> **What you need to do**:
Repeat every line exactly, keeping the pictures out of the copy.
[START OF Records shown]
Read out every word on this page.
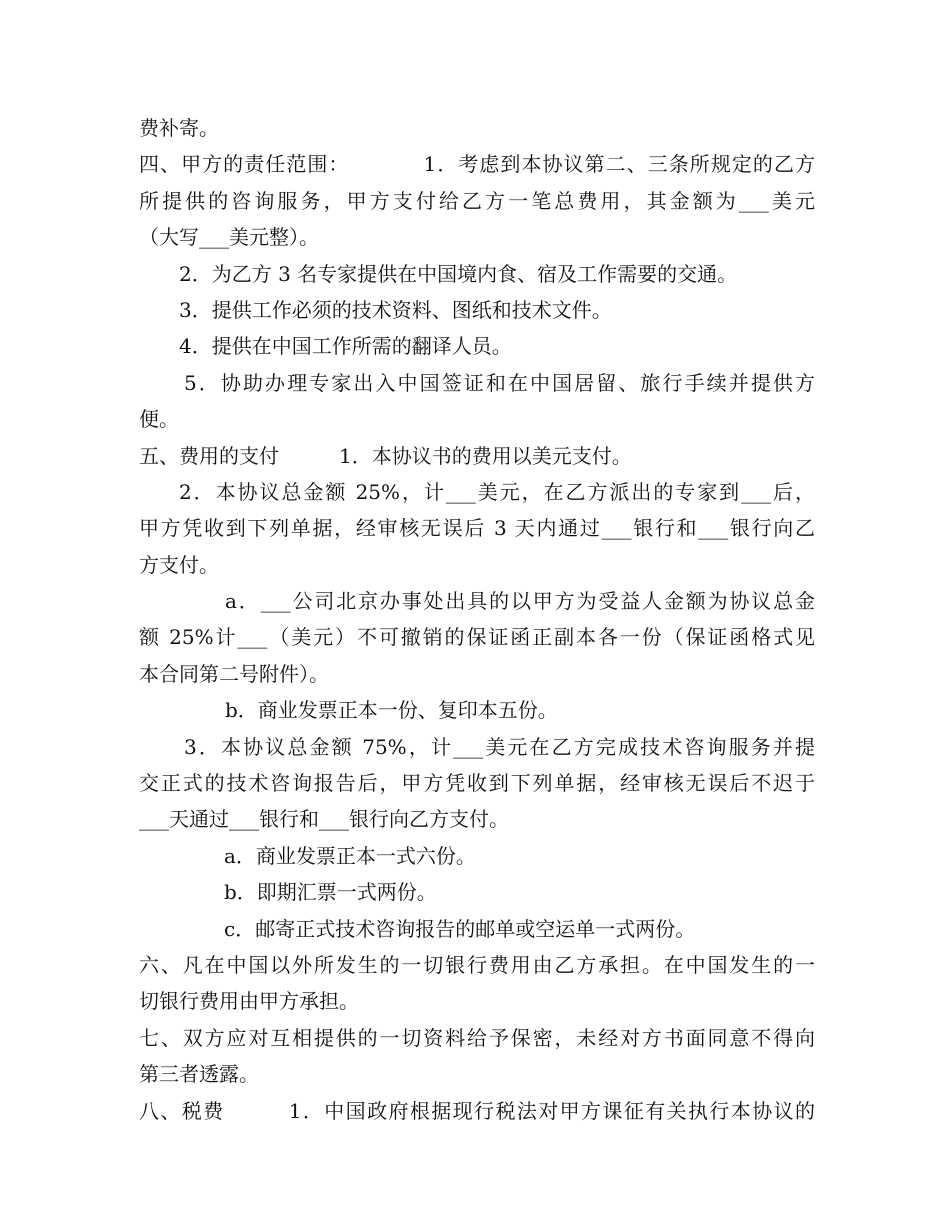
费补寄。
四、甲方的责任范围：　　　　1．考虑到本协议第二、三条所规定的乙方
所提供的咨询服务，甲方支付给乙方一笔总费用，其金额为___美元
（大写___美元整）。
2．为乙方 3 名专家提供在中国境内食、宿及工作需要的交通。
3．提供工作必须的技术资料、图纸和技术文件。
4．提供在中国工作所需的翻译人员。
5．协助办理专家出入中国签证和在中国居留、旅行手续并提供方
便。
五、费用的支付　　　1．本协议书的费用以美元支付。
2．本协议总金额 25%，计___美元，在乙方派出的专家到___后，
甲方凭收到下列单据，经审核无误后 3 天内通过___银行和___银行向乙
方支付。
a．___公司北京办事处出具的以甲方为受益人金额为协议总金
额 25%计___（美元）不可撤销的保证函正副本各一份（保证函格式见
本合同第二号附件）。
b．商业发票正本一份、复印本五份。
3．本协议总金额 75%，计___美元在乙方完成技术咨询服务并提
交正式的技术咨询报告后，甲方凭收到下列单据，经审核无误后不迟于
___天通过___银行和___银行向乙方支付。
a．商业发票正本一式六份。
b．即期汇票一式两份。
c．邮寄正式技术咨询报告的邮单或空运单一式两份。
六、凡在中国以外所发生的一切银行费用由乙方承担。在中国发生的一
切银行费用由甲方承担。
七、双方应对互相提供的一切资料给予保密，未经对方书面同意不得向
第三者透露。
八、税费　　　1．中国政府根据现行税法对甲方课征有关执行本协议的
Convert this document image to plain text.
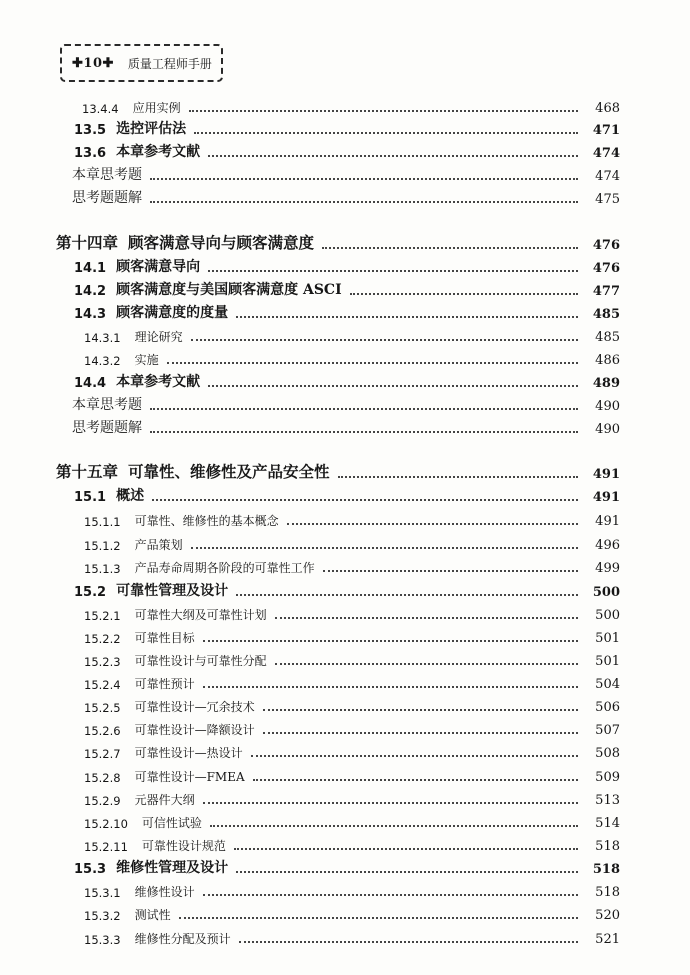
✚10✚ 质量工程师手册
13.4.4 应用实例	468
13.5 选控评估法	471
13.6 本章参考文献	474
本章思考题	474
思考题题解	475
第十四章 顾客满意导向与顾客满意度	476
14.1 顾客满意导向	476
14.2 顾客满意度与美国顾客满意度 ASCI	477
14.3 顾客满意度的度量	485
14.3.1 理论研究	485
14.3.2 实施	486
14.4 本章参考文献	489
本章思考题	490
思考题题解	490
第十五章 可靠性、维修性及产品安全性	491
15.1 概述	491
15.1.1 可靠性、维修性的基本概念	491
15.1.2 产品策划	496
15.1.3 产品寿命周期各阶段的可靠性工作	499
15.2 可靠性管理及设计	500
15.2.1 可靠性大纲及可靠性计划	500
15.2.2 可靠性目标	501
15.2.3 可靠性设计与可靠性分配	501
15.2.4 可靠性预计	504
15.2.5 可靠性设计—冗余技术	506
15.2.6 可靠性设计—降额设计	507
15.2.7 可靠性设计—热设计	508
15.2.8 可靠性设计—FMEA	509
15.2.9 元器件大纲	513
15.2.10 可信性试验	514
15.2.11 可靠性设计规范	518
15.3 维修性管理及设计	518
15.3.1 维修性设计	518
15.3.2 测试性	520
15.3.3 维修性分配及预计	521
[END OF Records shown]
> **Written reply**:
Read out every word on this page.
费补寄。
四、甲方的责任范围：　　　　1．考虑到本协议第二、三条所规定的乙方
所提供的咨询服务，甲方支付给乙方一笔总费用，其金额为___美元
（大写___美元整）。
2．为乙方 3 名专家提供在中国境内食、宿及工作需要的交通。
3．提供工作必须的技术资料、图纸和技术文件。
4．提供在中国工作所需的翻译人员。
5．协助办理专家出入中国签证和在中国居留、旅行手续并提供方
便。
五、费用的支付　　　1．本协议书的费用以美元支付。
2．本协议总金额 25%，计___美元，在乙方派出的专家到___后，
甲方凭收到下列单据，经审核无误后 3 天内通过___银行和___银行向乙
方支付。
a．___公司北京办事处出具的以甲方为受益人金额为协议总金
额 25%计___（美元）不可撤销的保证函正副本各一份（保证函格式见
本合同第二号附件）。
b．商业发票正本一份、复印本五份。
3．本协议总金额 75%，计___美元在乙方完成技术咨询服务并提
交正式的技术咨询报告后，甲方凭收到下列单据，经审核无误后不迟于
___天通过___银行和___银行向乙方支付。
a．商业发票正本一式六份。
b．即期汇票一式两份。
c．邮寄正式技术咨询报告的邮单或空运单一式两份。
六、凡在中国以外所发生的一切银行费用由乙方承担。在中国发生的一
切银行费用由甲方承担。
七、双方应对互相提供的一切资料给予保密，未经对方书面同意不得向
第三者透露。
八、税费　　　1．中国政府根据现行税法对甲方课征有关执行本协议的
Convert this document image to plain text.
✚10✚ 质量工程师手册
13.4.4 应用实例	468
13.5 选控评估法	471
13.6 本章参考文献	474
本章思考题	474
思考题题解	475
第十四章 顾客满意导向与顾客满意度	476
14.1 顾客满意导向	476
14.2 顾客满意度与美国顾客满意度 ASCI	477
14.3 顾客满意度的度量	485
14.3.1 理论研究	485
14.3.2 实施	486
14.4 本章参考文献	489
本章思考题	490
思考题题解	490
第十五章 可靠性、维修性及产品安全性	491
15.1 概述	491
15.1.1 可靠性、维修性的基本概念	491
15.1.2 产品策划	496
15.1.3 产品寿命周期各阶段的可靠性工作	499
15.2 可靠性管理及设计	500
15.2.1 可靠性大纲及可靠性计划	500
15.2.2 可靠性目标	501
15.2.3 可靠性设计与可靠性分配	501
15.2.4 可靠性预计	504
15.2.5 可靠性设计—冗余技术	506
15.2.6 可靠性设计—降额设计	507
15.2.7 可靠性设计—热设计	508
15.2.8 可靠性设计—FMEA	509
15.2.9 元器件大纲	513
15.2.10 可信性试验	514
15.2.11 可靠性设计规范	518
15.3 维修性管理及设计	518
15.3.1 维修性设计	518
15.3.2 测试性	520
15.3.3 维修性分配及预计	521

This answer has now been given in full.